[BEGIN Available data]
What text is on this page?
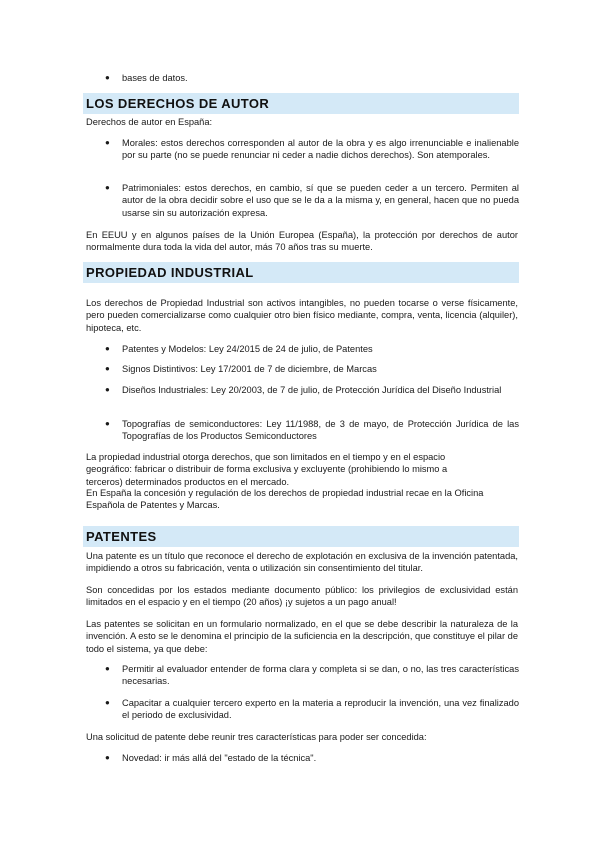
● bases de datos.
LOS DERECHOS DE AUTOR
Derechos de autor en España:
● Morales: estos derechos corresponden al autor de la obra y es algo irrenunciable e inalienable por su parte (no se puede renunciar ni ceder a nadie dichos derechos). Son atemporales.
● Patrimoniales: estos derechos, en cambio, sí que se pueden ceder a un tercero. Permiten al autor de la obra decidir sobre el uso que se le da a la misma y, en general, hacen que no pueda usarse sin su autorización expresa.
En EEUU y en algunos países de la Unión Europea (España), la protección por derechos de autor normalmente dura toda la vida del autor, más 70 años tras su muerte.
PROPIEDAD INDUSTRIAL
Los derechos de Propiedad Industrial son activos intangibles, no pueden tocarse o verse físicamente, pero pueden comercializarse como cualquier otro bien físico mediante, compra, venta, licencia (alquiler), hipoteca, etc.
● Patentes y Modelos: Ley 24/2015 de 24 de julio, de Patentes
● Signos Distintivos: Ley 17/2001 de 7 de diciembre, de Marcas
● Diseños Industriales: Ley 20/2003, de 7 de julio, de Protección Jurídica del Diseño Industrial
● Topografías de semiconductores: Ley 11/1988, de 3 de mayo, de Protección Jurídica de las Topografías de los Productos Semiconductores
La propiedad industrial otorga derechos, que son limitados en el tiempo y en el espacio geográfico: fabricar o distribuir de forma exclusiva y excluyente (prohibiendo lo mismo a terceros) determinados productos en el mercado.
En España la concesión y regulación de los derechos de propiedad industrial recae en la Oficina Española de Patentes y Marcas.
PATENTES
Una patente es un título que reconoce el derecho de explotación en exclusiva de la invención patentada, impidiendo a otros su fabricación, venta o utilización sin consentimiento del titular.
Son concedidas por los estados mediante documento público: los privilegios de exclusividad están limitados en el espacio y en el tiempo (20 años) ¡y sujetos a un pago anual!
Las patentes se solicitan en un formulario normalizado, en el que se debe describir la naturaleza de la invención. A esto se le denomina el principio de la suficiencia en la descripción, que constituye el pilar de todo el sistema, ya que debe:
● Permitir al evaluador entender de forma clara y completa si se dan, o no, las tres características necesarias.
● Capacitar a cualquier tercero experto en la materia a reproducir la invención, una vez finalizado el periodo de exclusividad.
Una solicitud de patente debe reunir tres características para poder ser concedida:
● Novedad: ir más allá del "estado de la técnica".
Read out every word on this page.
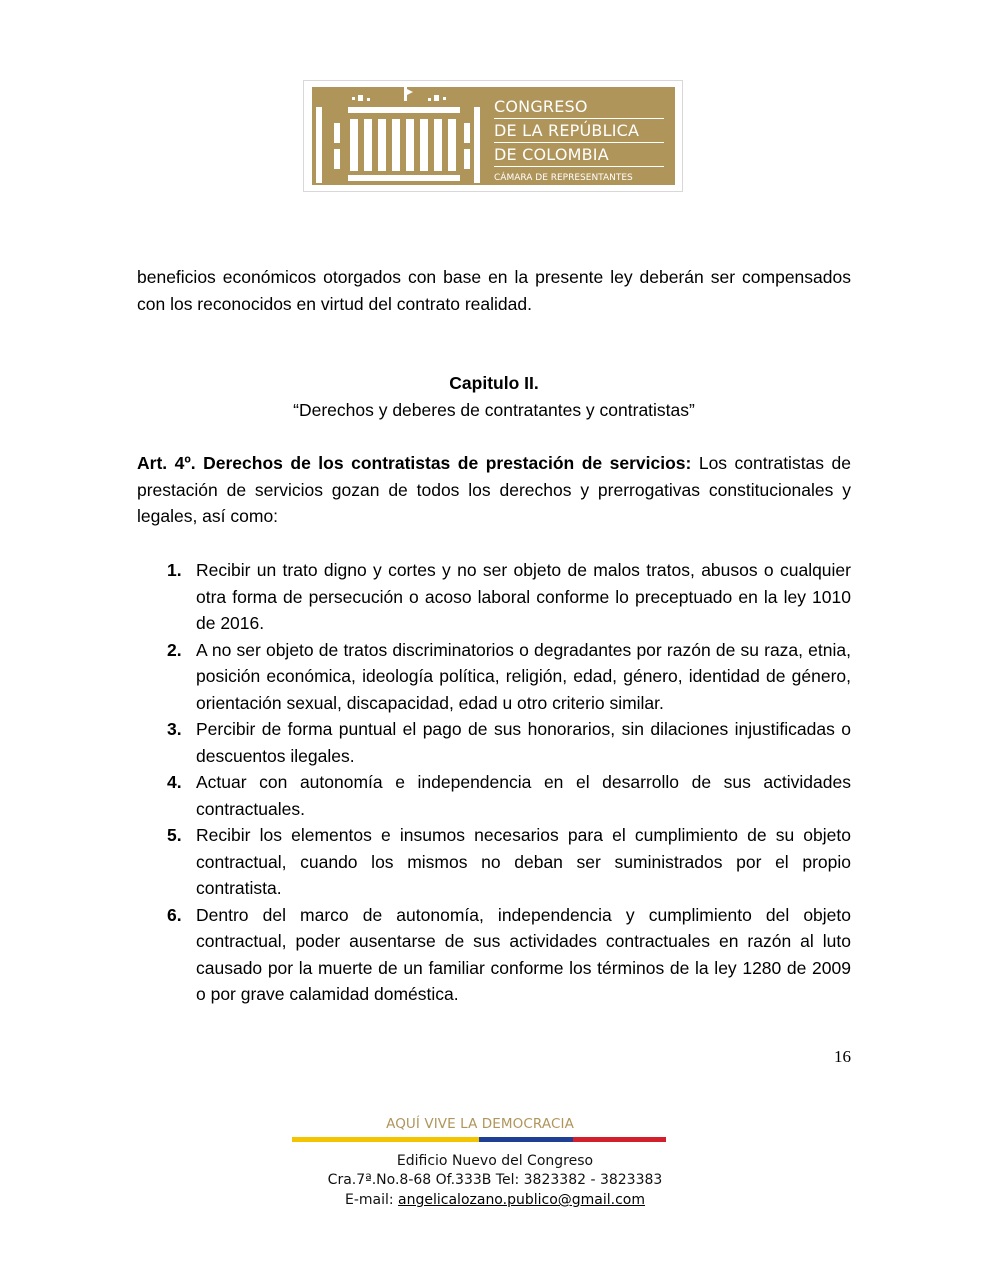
CONGRESO
DE LA REPÚBLICA
DE COLOMBIA
CÁMARA DE REPRESENTANTES
beneficios económicos otorgados con base en la presente ley deberán ser compensados con los reconocidos en virtud del contrato realidad.
Capitulo II.
“Derechos y deberes de contratantes y contratistas”
Art. 4º. Derechos de los contratistas de prestación de servicios: Los contratistas de prestación de servicios gozan de todos los derechos y prerrogativas constitucionales y legales, así como:
1. Recibir un trato digno y cortes y no ser objeto de malos tratos, abusos o cualquier otra forma de persecución o acoso laboral conforme lo preceptuado en la ley 1010 de 2016.
2. A no ser objeto de tratos discriminatorios o degradantes por razón de su raza, etnia, posición económica, ideología política, religión, edad, género, identidad de género, orientación sexual, discapacidad, edad u otro criterio similar.
3. Percibir de forma puntual el pago de sus honorarios, sin dilaciones injustificadas o descuentos ilegales.
4. Actuar con autonomía e independencia en el desarrollo de sus actividades contractuales.
5. Recibir los elementos e insumos necesarios para el cumplimiento de su objeto contractual, cuando los mismos no deban ser suministrados por el propio contratista.
6. Dentro del marco de autonomía, independencia y cumplimiento del objeto contractual, poder ausentarse de sus actividades contractuales en razón al luto causado por la muerte de un familiar conforme los términos de la ley 1280 de 2009 o por grave calamidad doméstica.
16
AQUÍ VIVE LA DEMOCRACIA
Edificio Nuevo del Congreso
Cra.7ª.No.8-68 Of.333B Tel: 3823382 - 3823383
E-mail: angelicalozano.publico@gmail.com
[END Available data]
Pictures in the records above are not copied; print everything else exactly.

What text is on this page?
● bases de datos.
LOS DERECHOS DE AUTOR
Derechos de autor en España:
● Morales: estos derechos corresponden al autor de la obra y es algo irrenunciable e inalienable por su parte (no se puede renunciar ni ceder a nadie dichos derechos). Son atemporales.
● Patrimoniales: estos derechos, en cambio, sí que se pueden ceder a un tercero. Permiten al autor de la obra decidir sobre el uso que se le da a la misma y, en general, hacen que no pueda usarse sin su autorización expresa.
En EEUU y en algunos países de la Unión Europea (España), la protección por derechos de autor normalmente dura toda la vida del autor, más 70 años tras su muerte.
PROPIEDAD INDUSTRIAL
Los derechos de Propiedad Industrial son activos intangibles, no pueden tocarse o verse físicamente, pero pueden comercializarse como cualquier otro bien físico mediante, compra, venta, licencia (alquiler), hipoteca, etc.
● Patentes y Modelos: Ley 24/2015 de 24 de julio, de Patentes
● Signos Distintivos: Ley 17/2001 de 7 de diciembre, de Marcas
● Diseños Industriales: Ley 20/2003, de 7 de julio, de Protección Jurídica del Diseño Industrial
● Topografías de semiconductores: Ley 11/1988, de 3 de mayo, de Protección Jurídica de las Topografías de los Productos Semiconductores
La propiedad industrial otorga derechos, que son limitados en el tiempo y en el espacio geográfico: fabricar o distribuir de forma exclusiva y excluyente (prohibiendo lo mismo a terceros) determinados productos en el mercado.
En España la concesión y regulación de los derechos de propiedad industrial recae en la Oficina Española de Patentes y Marcas.
PATENTES
Una patente es un título que reconoce el derecho de explotación en exclusiva de la invención patentada, impidiendo a otros su fabricación, venta o utilización sin consentimiento del titular.
Son concedidas por los estados mediante documento público: los privilegios de exclusividad están limitados en el espacio y en el tiempo (20 años) ¡y sujetos a un pago anual!
Las patentes se solicitan en un formulario normalizado, en el que se debe describir la naturaleza de la invención. A esto se le denomina el principio de la suficiencia en la descripción, que constituye el pilar de todo el sistema, ya que debe:
● Permitir al evaluador entender de forma clara y completa si se dan, o no, las tres características necesarias.
● Capacitar a cualquier tercero experto en la materia a reproducir la invención, una vez finalizado el periodo de exclusividad.
Una solicitud de patente debe reunir tres características para poder ser concedida:
● Novedad: ir más allá del "estado de la técnica".
Read out every word on this page.
CONGRESO
DE LA REPÚBLICA
DE COLOMBIA
CÁMARA DE REPRESENTANTES
beneficios económicos otorgados con base en la presente ley deberán ser compensados con los reconocidos en virtud del contrato realidad.
Capitulo II.
“Derechos y deberes de contratantes y contratistas”
Art. 4º. Derechos de los contratistas de prestación de servicios: Los contratistas de prestación de servicios gozan de todos los derechos y prerrogativas constitucionales y legales, así como:
1. Recibir un trato digno y cortes y no ser objeto de malos tratos, abusos o cualquier otra forma de persecución o acoso laboral conforme lo preceptuado en la ley 1010 de 2016.
2. A no ser objeto de tratos discriminatorios o degradantes por razón de su raza, etnia, posición económica, ideología política, religión, edad, género, identidad de género, orientación sexual, discapacidad, edad u otro criterio similar.
3. Percibir de forma puntual el pago de sus honorarios, sin dilaciones injustificadas o descuentos ilegales.
4. Actuar con autonomía e independencia en el desarrollo de sus actividades contractuales.
5. Recibir los elementos e insumos necesarios para el cumplimiento de su objeto contractual, cuando los mismos no deban ser suministrados por el propio contratista.
6. Dentro del marco de autonomía, independencia y cumplimiento del objeto contractual, poder ausentarse de sus actividades contractuales en razón al luto causado por la muerte de un familiar conforme los términos de la ley 1280 de 2009 o por grave calamidad doméstica.
16
AQUÍ VIVE LA DEMOCRACIA
Edificio Nuevo del Congreso
Cra.7ª.No.8-68 Of.333B Tel: 3823382 - 3823383
E-mail: angelicalozano.publico@gmail.com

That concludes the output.